(Entries from a visual dataset)
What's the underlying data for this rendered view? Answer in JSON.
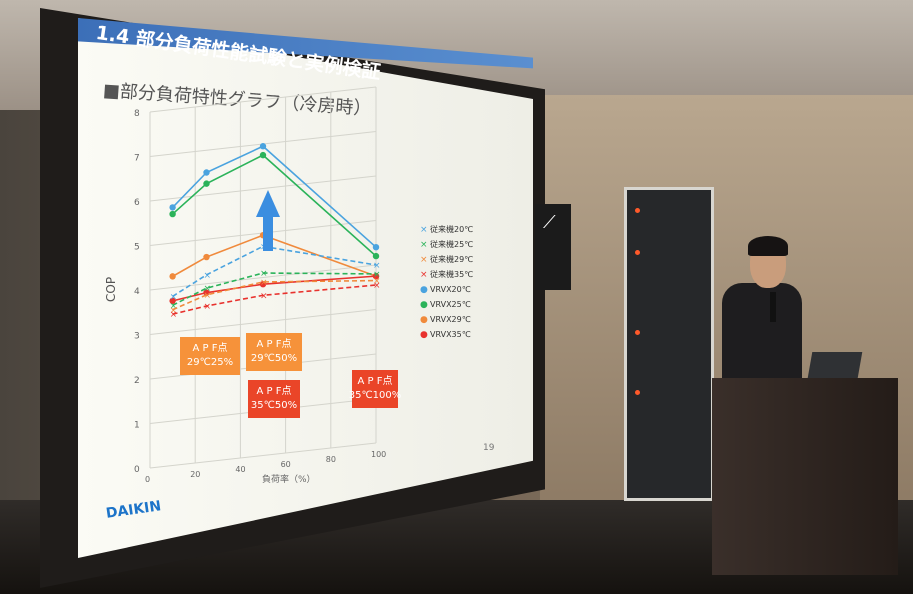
{
  "slide": {
    "title": "1.4 部分負荷性能試験と実例検証",
    "chart_heading": "■部分負荷特性グラフ（冷房時）",
    "page_number": "19",
    "logo": "DAIKIN"
  },
  "chart_data": {
    "type": "line",
    "title": "■部分負荷特性グラフ（冷房時）",
    "xlabel": "負荷率（%）",
    "ylabel": "COP",
    "x": [
      0,
      20,
      40,
      60,
      80,
      100
    ],
    "x_ticks": [
      "0",
      "20",
      "40",
      "60",
      "80",
      "100"
    ],
    "y_ticks": [
      "0",
      "1",
      "2",
      "3",
      "4",
      "5",
      "6",
      "7",
      "8"
    ],
    "ylim": [
      0,
      8
    ],
    "legend": [
      "従来機20℃",
      "従来機25℃",
      "従来機29℃",
      "従来機35℃",
      "VRVX20℃",
      "VRVX25℃",
      "VRVX29℃",
      "VRVX35℃"
    ],
    "colors": {
      "c20": "#4aa3df",
      "c25": "#2bb35a",
      "c29": "#f08a3c",
      "c35": "#e8322e"
    },
    "series": [
      {
        "name": "VRVX20℃",
        "x": [
          10,
          25,
          50,
          100
        ],
        "y": [
          5.8,
          6.5,
          6.95,
          4.4
        ]
      },
      {
        "name": "VRVX25℃",
        "x": [
          10,
          25,
          50,
          100
        ],
        "y": [
          5.65,
          6.25,
          6.75,
          4.2
        ]
      },
      {
        "name": "VRVX29℃",
        "x": [
          10,
          25,
          50,
          100
        ],
        "y": [
          4.25,
          4.6,
          4.95,
          3.75
        ]
      },
      {
        "name": "VRVX35℃",
        "x": [
          10,
          25,
          50,
          100
        ],
        "y": [
          3.7,
          3.8,
          3.85,
          3.75
        ]
      },
      {
        "name": "従来機20℃",
        "x": [
          10,
          25,
          50,
          100
        ],
        "y": [
          3.8,
          4.2,
          4.7,
          4.0
        ]
      },
      {
        "name": "従来機25℃",
        "x": [
          10,
          25,
          50,
          100
        ],
        "y": [
          3.6,
          3.9,
          4.1,
          3.8
        ]
      },
      {
        "name": "従来機29℃",
        "x": [
          10,
          25,
          50,
          100
        ],
        "y": [
          3.5,
          3.75,
          3.9,
          3.65
        ]
      },
      {
        "name": "従来機35℃",
        "x": [
          10,
          25,
          50,
          100
        ],
        "y": [
          3.4,
          3.5,
          3.6,
          3.55
        ]
      }
    ],
    "annotations": [
      {
        "text": "A P F点\n29℃25%",
        "color": "#f6923a"
      },
      {
        "text": "A P F点\n29℃50%",
        "color": "#f6923a"
      },
      {
        "text": "A P F点\n35℃50%",
        "color": "#ea4528"
      },
      {
        "text": "A P F点\n35℃100%",
        "color": "#ea4528"
      }
    ]
  }
}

TASK BRIEF: Go through the listing above and write it all out exactly, leaving out any picture.

THE ANSWER:
What's the underlying data for this rendered view? Answer in JSON.
{
  "slide": {
    "title": "1.4 部分負荷性能試験と実例検証",
    "chart_heading": "■部分負荷特性グラフ（冷房時）",
    "page_number": "19",
    "logo": "DAIKIN"
  },
  "chart_data": {
    "type": "line",
    "title": "■部分負荷特性グラフ（冷房時）",
    "xlabel": "負荷率（%）",
    "ylabel": "COP",
    "x": [
      0,
      20,
      40,
      60,
      80,
      100
    ],
    "x_ticks": [
      "0",
      "20",
      "40",
      "60",
      "80",
      "100"
    ],
    "y_ticks": [
      "0",
      "1",
      "2",
      "3",
      "4",
      "5",
      "6",
      "7",
      "8"
    ],
    "ylim": [
      0,
      8
    ],
    "legend": [
      "従来機20℃",
      "従来機25℃",
      "従来機29℃",
      "従来機35℃",
      "VRVX20℃",
      "VRVX25℃",
      "VRVX29℃",
      "VRVX35℃"
    ],
    "colors": {
      "c20": "#4aa3df",
      "c25": "#2bb35a",
      "c29": "#f08a3c",
      "c35": "#e8322e"
    },
    "series": [
      {
        "name": "VRVX20℃",
        "x": [
          10,
          25,
          50,
          100
        ],
        "y": [
          5.8,
          6.5,
          6.95,
          4.4
        ]
      },
      {
        "name": "VRVX25℃",
        "x": [
          10,
          25,
          50,
          100
        ],
        "y": [
          5.65,
          6.25,
          6.75,
          4.2
        ]
      },
      {
        "name": "VRVX29℃",
        "x": [
          10,
          25,
          50,
          100
        ],
        "y": [
          4.25,
          4.6,
          4.95,
          3.75
        ]
      },
      {
        "name": "VRVX35℃",
        "x": [
          10,
          25,
          50,
          100
        ],
        "y": [
          3.7,
          3.8,
          3.85,
          3.75
        ]
      },
      {
        "name": "従来機20℃",
        "x": [
          10,
          25,
          50,
          100
        ],
        "y": [
          3.8,
          4.2,
          4.7,
          4.0
        ]
      },
      {
        "name": "従来機25℃",
        "x": [
          10,
          25,
          50,
          100
        ],
        "y": [
          3.6,
          3.9,
          4.1,
          3.8
        ]
      },
      {
        "name": "従来機29℃",
        "x": [
          10,
          25,
          50,
          100
        ],
        "y": [
          3.5,
          3.75,
          3.9,
          3.65
        ]
      },
      {
        "name": "従来機35℃",
        "x": [
          10,
          25,
          50,
          100
        ],
        "y": [
          3.4,
          3.5,
          3.6,
          3.55
        ]
      }
    ],
    "annotations": [
      {
        "text": "A P F点\n29℃25%",
        "color": "#f6923a"
      },
      {
        "text": "A P F点\n29℃50%",
        "color": "#f6923a"
      },
      {
        "text": "A P F点\n35℃50%",
        "color": "#ea4528"
      },
      {
        "text": "A P F点\n35℃100%",
        "color": "#ea4528"
      }
    ]
  }
}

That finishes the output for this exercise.